To be done:
Repeat every line of the listing below exactly, minus the pictures.

Supplied entries:
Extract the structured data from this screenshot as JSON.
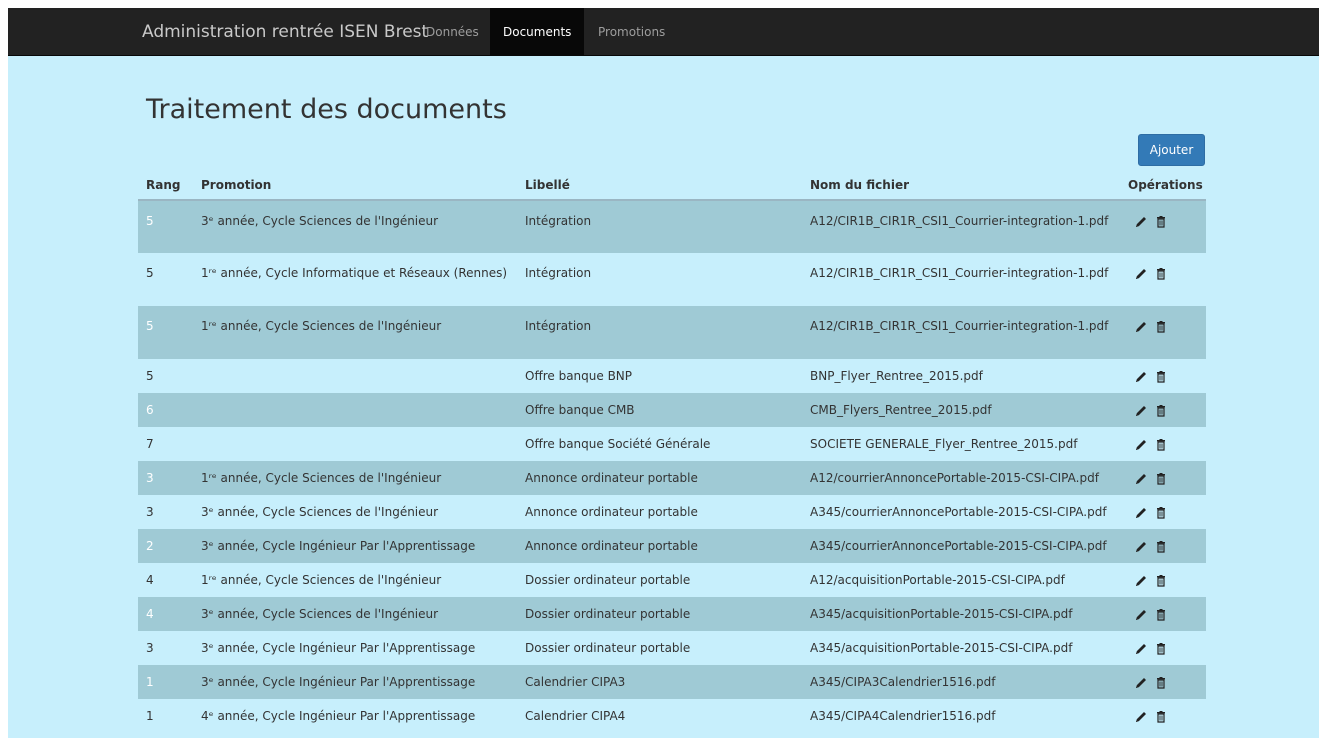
{
  "navbar": {
    "brand": "Administration rentrée ISEN Brest",
    "items": [
      {
        "label": "Données",
        "active": false
      },
      {
        "label": "Documents",
        "active": true
      },
      {
        "label": "Promotions",
        "active": false
      }
    ]
  },
  "page": {
    "title": "Traitement des documents",
    "add_button": "Ajouter"
  },
  "table": {
    "headers": [
      "Rang",
      "Promotion",
      "Libellé",
      "Nom du fichier",
      "Opérations"
    ],
    "rows": [
      {
        "rang": "5",
        "promotion": "3ᵉ année, Cycle Sciences de l'Ingénieur",
        "libelle": "Intégration",
        "fichier": "A12/CIR1B_CIR1R_CSI1_Courrier-integration-1.pdf"
      },
      {
        "rang": "5",
        "promotion": "1ʳᵉ année, Cycle Informatique et Réseaux (Rennes)",
        "libelle": "Intégration",
        "fichier": "A12/CIR1B_CIR1R_CSI1_Courrier-integration-1.pdf"
      },
      {
        "rang": "5",
        "promotion": "1ʳᵉ année, Cycle Sciences de l'Ingénieur",
        "libelle": "Intégration",
        "fichier": "A12/CIR1B_CIR1R_CSI1_Courrier-integration-1.pdf"
      },
      {
        "rang": "5",
        "promotion": "",
        "libelle": "Offre banque BNP",
        "fichier": "BNP_Flyer_Rentree_2015.pdf"
      },
      {
        "rang": "6",
        "promotion": "",
        "libelle": "Offre banque CMB",
        "fichier": "CMB_Flyers_Rentree_2015.pdf"
      },
      {
        "rang": "7",
        "promotion": "",
        "libelle": "Offre banque Société Générale",
        "fichier": "SOCIETE GENERALE_Flyer_Rentree_2015.pdf"
      },
      {
        "rang": "3",
        "promotion": "1ʳᵉ année, Cycle Sciences de l'Ingénieur",
        "libelle": "Annonce ordinateur portable",
        "fichier": "A12/courrierAnnoncePortable-2015-CSI-CIPA.pdf"
      },
      {
        "rang": "3",
        "promotion": "3ᵉ année, Cycle Sciences de l'Ingénieur",
        "libelle": "Annonce ordinateur portable",
        "fichier": "A345/courrierAnnoncePortable-2015-CSI-CIPA.pdf"
      },
      {
        "rang": "2",
        "promotion": "3ᵉ année, Cycle Ingénieur Par l'Apprentissage",
        "libelle": "Annonce ordinateur portable",
        "fichier": "A345/courrierAnnoncePortable-2015-CSI-CIPA.pdf"
      },
      {
        "rang": "4",
        "promotion": "1ʳᵉ année, Cycle Sciences de l'Ingénieur",
        "libelle": "Dossier ordinateur portable",
        "fichier": "A12/acquisitionPortable-2015-CSI-CIPA.pdf"
      },
      {
        "rang": "4",
        "promotion": "3ᵉ année, Cycle Sciences de l'Ingénieur",
        "libelle": "Dossier ordinateur portable",
        "fichier": "A345/acquisitionPortable-2015-CSI-CIPA.pdf"
      },
      {
        "rang": "3",
        "promotion": "3ᵉ année, Cycle Ingénieur Par l'Apprentissage",
        "libelle": "Dossier ordinateur portable",
        "fichier": "A345/acquisitionPortable-2015-CSI-CIPA.pdf"
      },
      {
        "rang": "1",
        "promotion": "3ᵉ année, Cycle Ingénieur Par l'Apprentissage",
        "libelle": "Calendrier CIPA3",
        "fichier": "A345/CIPA3Calendrier1516.pdf"
      },
      {
        "rang": "1",
        "promotion": "4ᵉ année, Cycle Ingénieur Par l'Apprentissage",
        "libelle": "Calendrier CIPA4",
        "fichier": "A345/CIPA4Calendrier1516.pdf"
      }
    ],
    "operation_icons": [
      "pencil-icon",
      "trash-icon"
    ]
  },
  "colors": {
    "background": "#c7effc",
    "stripe": "#9fcad5",
    "navbar": "#222222",
    "primary": "#337ab7"
  }
}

Response for this exercise:
Extract the structured data from this screenshot as JSON.
{
  "navbar": {
    "brand": "Administration rentrée ISEN Brest",
    "items": [
      {
        "label": "Données",
        "active": false
      },
      {
        "label": "Documents",
        "active": true
      },
      {
        "label": "Promotions",
        "active": false
      }
    ]
  },
  "page": {
    "title": "Traitement des documents",
    "add_button": "Ajouter"
  },
  "table": {
    "headers": [
      "Rang",
      "Promotion",
      "Libellé",
      "Nom du fichier",
      "Opérations"
    ],
    "rows": [
      {
        "rang": "5",
        "promotion": "3ᵉ année, Cycle Sciences de l'Ingénieur",
        "libelle": "Intégration",
        "fichier": "A12/CIR1B_CIR1R_CSI1_Courrier-integration-1.pdf"
      },
      {
        "rang": "5",
        "promotion": "1ʳᵉ année, Cycle Informatique et Réseaux (Rennes)",
        "libelle": "Intégration",
        "fichier": "A12/CIR1B_CIR1R_CSI1_Courrier-integration-1.pdf"
      },
      {
        "rang": "5",
        "promotion": "1ʳᵉ année, Cycle Sciences de l'Ingénieur",
        "libelle": "Intégration",
        "fichier": "A12/CIR1B_CIR1R_CSI1_Courrier-integration-1.pdf"
      },
      {
        "rang": "5",
        "promotion": "",
        "libelle": "Offre banque BNP",
        "fichier": "BNP_Flyer_Rentree_2015.pdf"
      },
      {
        "rang": "6",
        "promotion": "",
        "libelle": "Offre banque CMB",
        "fichier": "CMB_Flyers_Rentree_2015.pdf"
      },
      {
        "rang": "7",
        "promotion": "",
        "libelle": "Offre banque Société Générale",
        "fichier": "SOCIETE GENERALE_Flyer_Rentree_2015.pdf"
      },
      {
        "rang": "3",
        "promotion": "1ʳᵉ année, Cycle Sciences de l'Ingénieur",
        "libelle": "Annonce ordinateur portable",
        "fichier": "A12/courrierAnnoncePortable-2015-CSI-CIPA.pdf"
      },
      {
        "rang": "3",
        "promotion": "3ᵉ année, Cycle Sciences de l'Ingénieur",
        "libelle": "Annonce ordinateur portable",
        "fichier": "A345/courrierAnnoncePortable-2015-CSI-CIPA.pdf"
      },
      {
        "rang": "2",
        "promotion": "3ᵉ année, Cycle Ingénieur Par l'Apprentissage",
        "libelle": "Annonce ordinateur portable",
        "fichier": "A345/courrierAnnoncePortable-2015-CSI-CIPA.pdf"
      },
      {
        "rang": "4",
        "promotion": "1ʳᵉ année, Cycle Sciences de l'Ingénieur",
        "libelle": "Dossier ordinateur portable",
        "fichier": "A12/acquisitionPortable-2015-CSI-CIPA.pdf"
      },
      {
        "rang": "4",
        "promotion": "3ᵉ année, Cycle Sciences de l'Ingénieur",
        "libelle": "Dossier ordinateur portable",
        "fichier": "A345/acquisitionPortable-2015-CSI-CIPA.pdf"
      },
      {
        "rang": "3",
        "promotion": "3ᵉ année, Cycle Ingénieur Par l'Apprentissage",
        "libelle": "Dossier ordinateur portable",
        "fichier": "A345/acquisitionPortable-2015-CSI-CIPA.pdf"
      },
      {
        "rang": "1",
        "promotion": "3ᵉ année, Cycle Ingénieur Par l'Apprentissage",
        "libelle": "Calendrier CIPA3",
        "fichier": "A345/CIPA3Calendrier1516.pdf"
      },
      {
        "rang": "1",
        "promotion": "4ᵉ année, Cycle Ingénieur Par l'Apprentissage",
        "libelle": "Calendrier CIPA4",
        "fichier": "A345/CIPA4Calendrier1516.pdf"
      }
    ],
    "operation_icons": [
      "pencil-icon",
      "trash-icon"
    ]
  },
  "colors": {
    "background": "#c7effc",
    "stripe": "#9fcad5",
    "navbar": "#222222",
    "primary": "#337ab7"
  }
}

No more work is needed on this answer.